* [REQUIRED WORK]:
Images excluded, repeat each entry below exactly.

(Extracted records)
** Begin **

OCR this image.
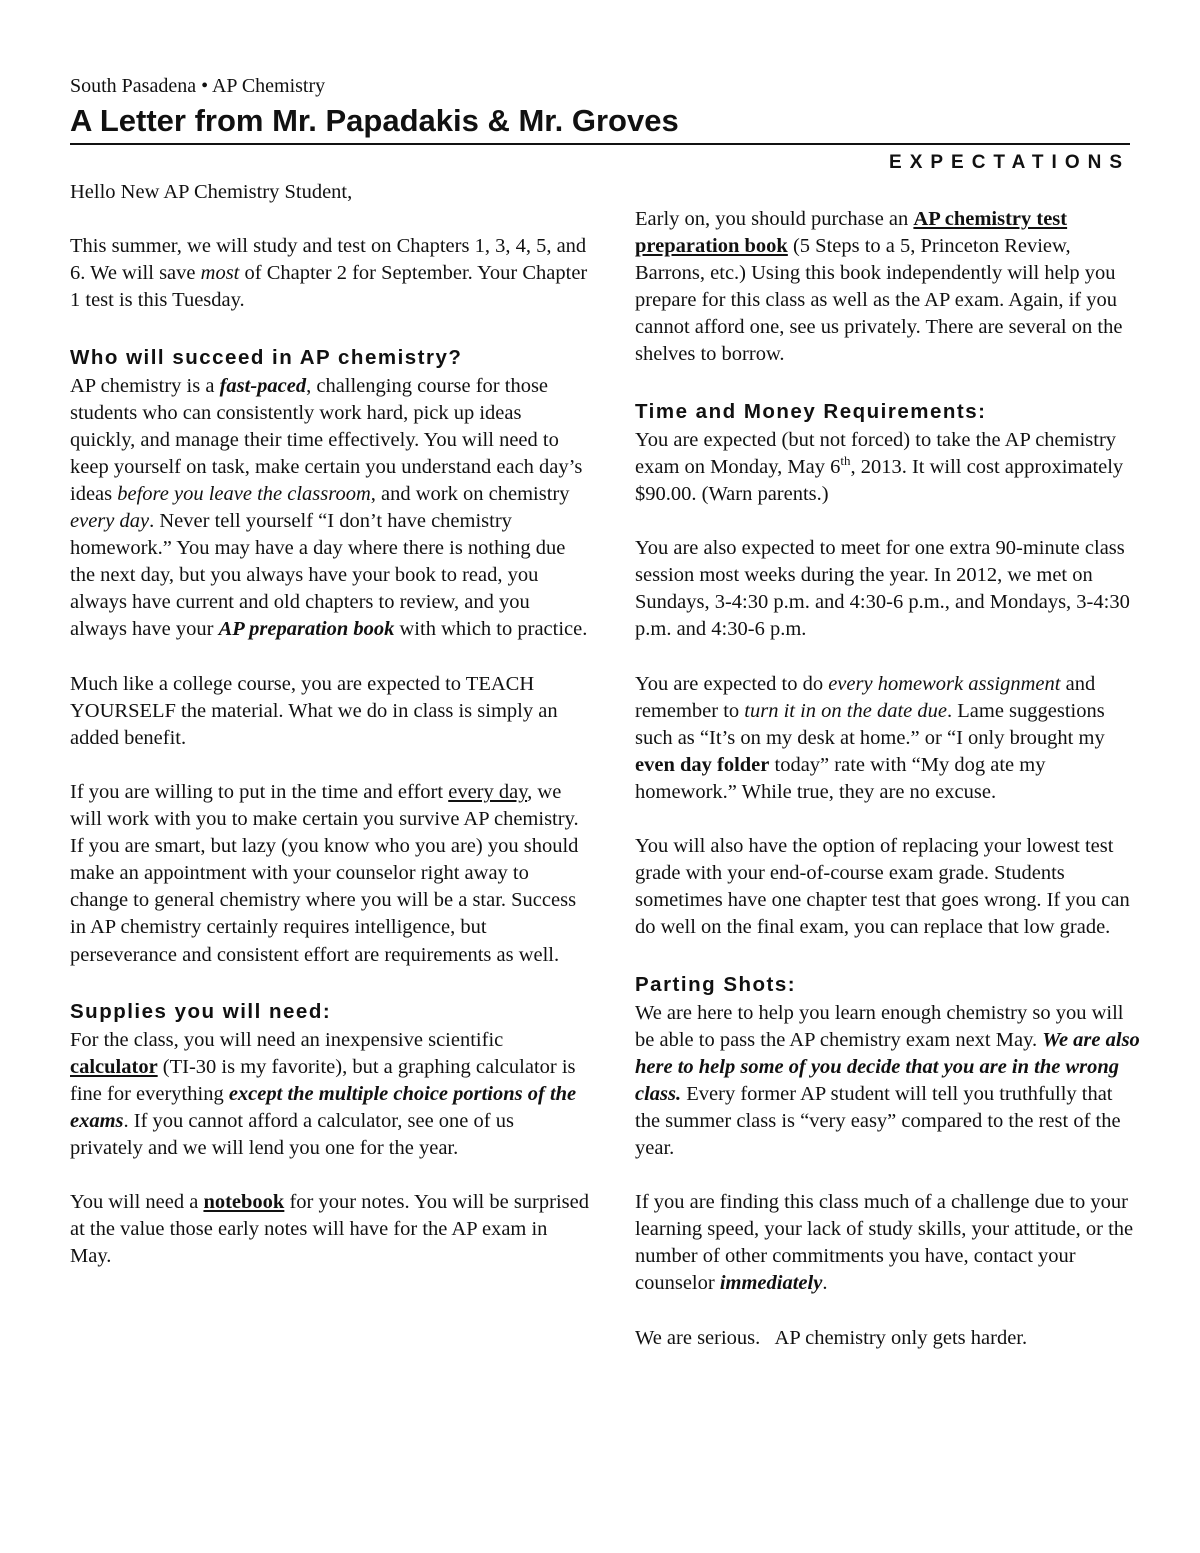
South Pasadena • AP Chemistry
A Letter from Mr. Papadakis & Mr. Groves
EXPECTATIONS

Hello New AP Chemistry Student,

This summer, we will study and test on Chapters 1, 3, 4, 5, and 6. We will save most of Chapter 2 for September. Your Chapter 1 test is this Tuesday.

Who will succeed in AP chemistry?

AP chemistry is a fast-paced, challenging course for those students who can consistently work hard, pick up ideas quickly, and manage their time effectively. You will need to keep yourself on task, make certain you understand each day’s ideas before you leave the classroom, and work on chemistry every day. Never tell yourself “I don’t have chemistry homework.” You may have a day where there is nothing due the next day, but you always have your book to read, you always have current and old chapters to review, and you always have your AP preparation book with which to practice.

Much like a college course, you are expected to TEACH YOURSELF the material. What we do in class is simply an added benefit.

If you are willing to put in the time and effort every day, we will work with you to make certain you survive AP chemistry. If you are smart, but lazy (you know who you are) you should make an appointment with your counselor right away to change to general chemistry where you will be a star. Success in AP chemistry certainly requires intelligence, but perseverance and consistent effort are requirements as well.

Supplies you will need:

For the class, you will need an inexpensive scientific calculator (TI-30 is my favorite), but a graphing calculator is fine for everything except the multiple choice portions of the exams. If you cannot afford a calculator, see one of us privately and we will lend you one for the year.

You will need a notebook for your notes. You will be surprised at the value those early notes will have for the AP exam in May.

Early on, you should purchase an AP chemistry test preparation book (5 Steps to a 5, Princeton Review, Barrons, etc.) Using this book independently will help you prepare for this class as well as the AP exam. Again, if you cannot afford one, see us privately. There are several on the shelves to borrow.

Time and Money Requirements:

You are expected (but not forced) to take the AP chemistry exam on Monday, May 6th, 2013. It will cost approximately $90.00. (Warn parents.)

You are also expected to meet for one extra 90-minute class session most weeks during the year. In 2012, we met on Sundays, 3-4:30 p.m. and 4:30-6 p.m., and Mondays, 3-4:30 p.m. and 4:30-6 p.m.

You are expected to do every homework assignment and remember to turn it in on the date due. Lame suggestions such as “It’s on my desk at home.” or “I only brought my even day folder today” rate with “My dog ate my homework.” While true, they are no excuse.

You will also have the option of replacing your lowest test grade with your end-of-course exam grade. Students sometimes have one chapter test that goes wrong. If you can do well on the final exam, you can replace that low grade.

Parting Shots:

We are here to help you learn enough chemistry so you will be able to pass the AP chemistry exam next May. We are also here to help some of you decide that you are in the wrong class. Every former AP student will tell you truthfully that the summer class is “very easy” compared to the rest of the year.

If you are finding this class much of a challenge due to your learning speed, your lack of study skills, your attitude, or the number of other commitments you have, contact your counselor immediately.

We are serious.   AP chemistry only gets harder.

** End **

* [SOLUTION TO THIS TASK]:
OCR this image.
South Pasadena • AP Chemistry
A Letter from Mr. Papadakis & Mr. Groves
EXPECTATIONS

Hello New AP Chemistry Student,

This summer, we will study and test on Chapters 1, 3, 4, 5, and 6. We will save most of Chapter 2 for September. Your Chapter 1 test is this Tuesday.

Who will succeed in AP chemistry?

AP chemistry is a fast-paced, challenging course for those students who can consistently work hard, pick up ideas quickly, and manage their time effectively. You will need to keep yourself on task, make certain you understand each day’s ideas before you leave the classroom, and work on chemistry every day. Never tell yourself “I don’t have chemistry homework.” You may have a day where there is nothing due the next day, but you always have your book to read, you always have current and old chapters to review, and you always have your AP preparation book with which to practice.

Much like a college course, you are expected to TEACH YOURSELF the material. What we do in class is simply an added benefit.

If you are willing to put in the time and effort every day, we will work with you to make certain you survive AP chemistry. If you are smart, but lazy (you know who you are) you should make an appointment with your counselor right away to change to general chemistry where you will be a star. Success in AP chemistry certainly requires intelligence, but perseverance and consistent effort are requirements as well.

Supplies you will need:

For the class, you will need an inexpensive scientific calculator (TI-30 is my favorite), but a graphing calculator is fine for everything except the multiple choice portions of the exams. If you cannot afford a calculator, see one of us privately and we will lend you one for the year.

You will need a notebook for your notes. You will be surprised at the value those early notes will have for the AP exam in May.

Early on, you should purchase an AP chemistry test preparation book (5 Steps to a 5, Princeton Review, Barrons, etc.) Using this book independently will help you prepare for this class as well as the AP exam. Again, if you cannot afford one, see us privately. There are several on the shelves to borrow.

Time and Money Requirements:

You are expected (but not forced) to take the AP chemistry exam on Monday, May 6th, 2013. It will cost approximately $90.00. (Warn parents.)

You are also expected to meet for one extra 90-minute class session most weeks during the year. In 2012, we met on Sundays, 3-4:30 p.m. and 4:30-6 p.m., and Mondays, 3-4:30 p.m. and 4:30-6 p.m.

You are expected to do every homework assignment and remember to turn it in on the date due. Lame suggestions such as “It’s on my desk at home.” or “I only brought my even day folder today” rate with “My dog ate my homework.” While true, they are no excuse.

You will also have the option of replacing your lowest test grade with your end-of-course exam grade. Students sometimes have one chapter test that goes wrong. If you can do well on the final exam, you can replace that low grade.

Parting Shots:

We are here to help you learn enough chemistry so you will be able to pass the AP chemistry exam next May. We are also here to help some of you decide that you are in the wrong class. Every former AP student will tell you truthfully that the summer class is “very easy” compared to the rest of the year.

If you are finding this class much of a challenge due to your learning speed, your lack of study skills, your attitude, or the number of other commitments you have, contact your counselor immediately.

We are serious.   AP chemistry only gets harder.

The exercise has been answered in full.